### Data listing:

------------------------------------

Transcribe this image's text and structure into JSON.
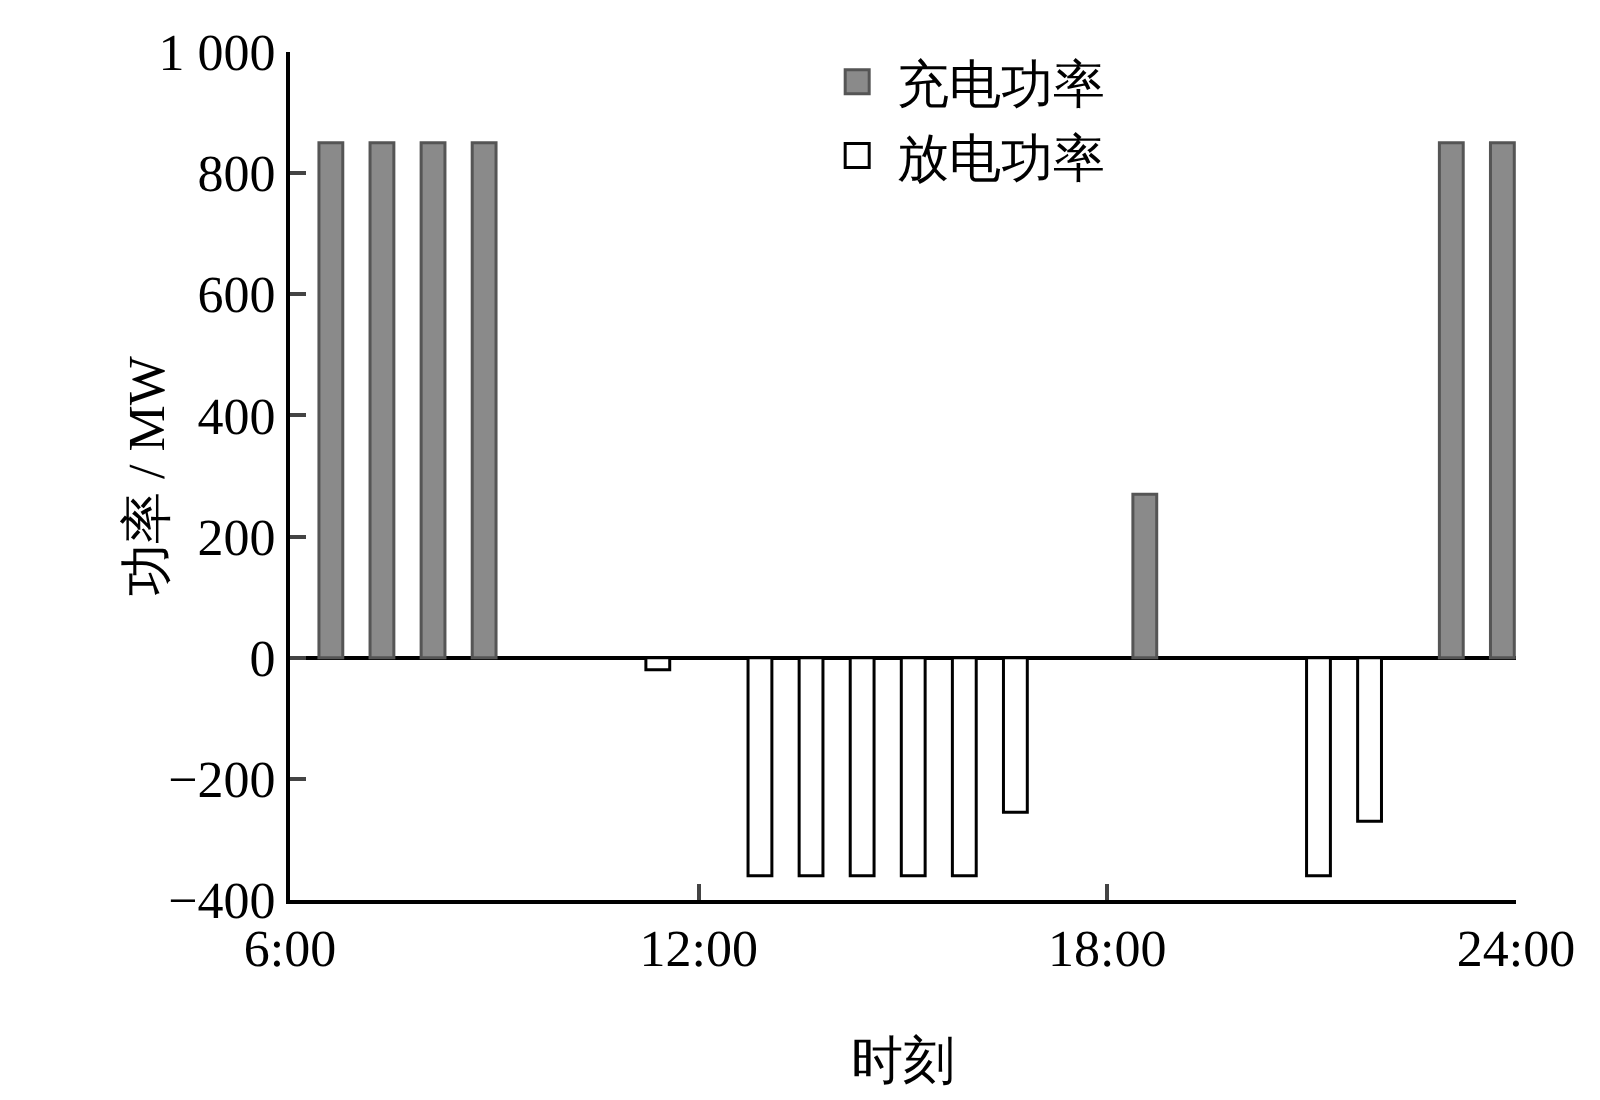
{
  "chart_data": {
    "type": "bar",
    "xlabel": "时刻",
    "ylabel": "功率 / MW",
    "series": [
      {
        "name": "充电功率",
        "color": "#8a8a8a",
        "x": [
          6.6,
          7.35,
          8.1,
          8.85,
          18.55,
          23.05,
          23.8
        ],
        "values": [
          850,
          850,
          850,
          850,
          270,
          850,
          850
        ]
      },
      {
        "name": "放电功率",
        "color": "#ffffff",
        "x": [
          11.4,
          12.9,
          13.65,
          14.4,
          15.15,
          15.9,
          16.65,
          21.1,
          21.85
        ],
        "values": [
          -20,
          -360,
          -360,
          -360,
          -360,
          -360,
          -255,
          -360,
          -270
        ]
      }
    ],
    "xlim": [
      6,
      24
    ],
    "xticks": [
      {
        "value": 6,
        "label": "6:00"
      },
      {
        "value": 12,
        "label": "12:00"
      },
      {
        "value": 18,
        "label": "18:00"
      },
      {
        "value": 24,
        "label": "24:00"
      }
    ],
    "ylim": [
      -400,
      1000
    ],
    "yticks": [
      {
        "value": -400,
        "label": "−400"
      },
      {
        "value": -200,
        "label": "−200"
      },
      0,
      200,
      400,
      600,
      800,
      {
        "value": 1000,
        "label": "1 000"
      }
    ],
    "legend": "top"
  }
}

------------------------------------

### What is required:
Pictures in the records above should not be copied. Repeat everything else exactly.

### Full answer:
Transcribe this image's text and structure into JSON.
{
  "chart_data": {
    "type": "bar",
    "xlabel": "时刻",
    "ylabel": "功率 / MW",
    "series": [
      {
        "name": "充电功率",
        "color": "#8a8a8a",
        "x": [
          6.6,
          7.35,
          8.1,
          8.85,
          18.55,
          23.05,
          23.8
        ],
        "values": [
          850,
          850,
          850,
          850,
          270,
          850,
          850
        ]
      },
      {
        "name": "放电功率",
        "color": "#ffffff",
        "x": [
          11.4,
          12.9,
          13.65,
          14.4,
          15.15,
          15.9,
          16.65,
          21.1,
          21.85
        ],
        "values": [
          -20,
          -360,
          -360,
          -360,
          -360,
          -360,
          -255,
          -360,
          -270
        ]
      }
    ],
    "xlim": [
      6,
      24
    ],
    "xticks": [
      {
        "value": 6,
        "label": "6:00"
      },
      {
        "value": 12,
        "label": "12:00"
      },
      {
        "value": 18,
        "label": "18:00"
      },
      {
        "value": 24,
        "label": "24:00"
      }
    ],
    "ylim": [
      -400,
      1000
    ],
    "yticks": [
      {
        "value": -400,
        "label": "−400"
      },
      {
        "value": -200,
        "label": "−200"
      },
      0,
      200,
      400,
      600,
      800,
      {
        "value": 1000,
        "label": "1 000"
      }
    ],
    "legend": "top"
  }
}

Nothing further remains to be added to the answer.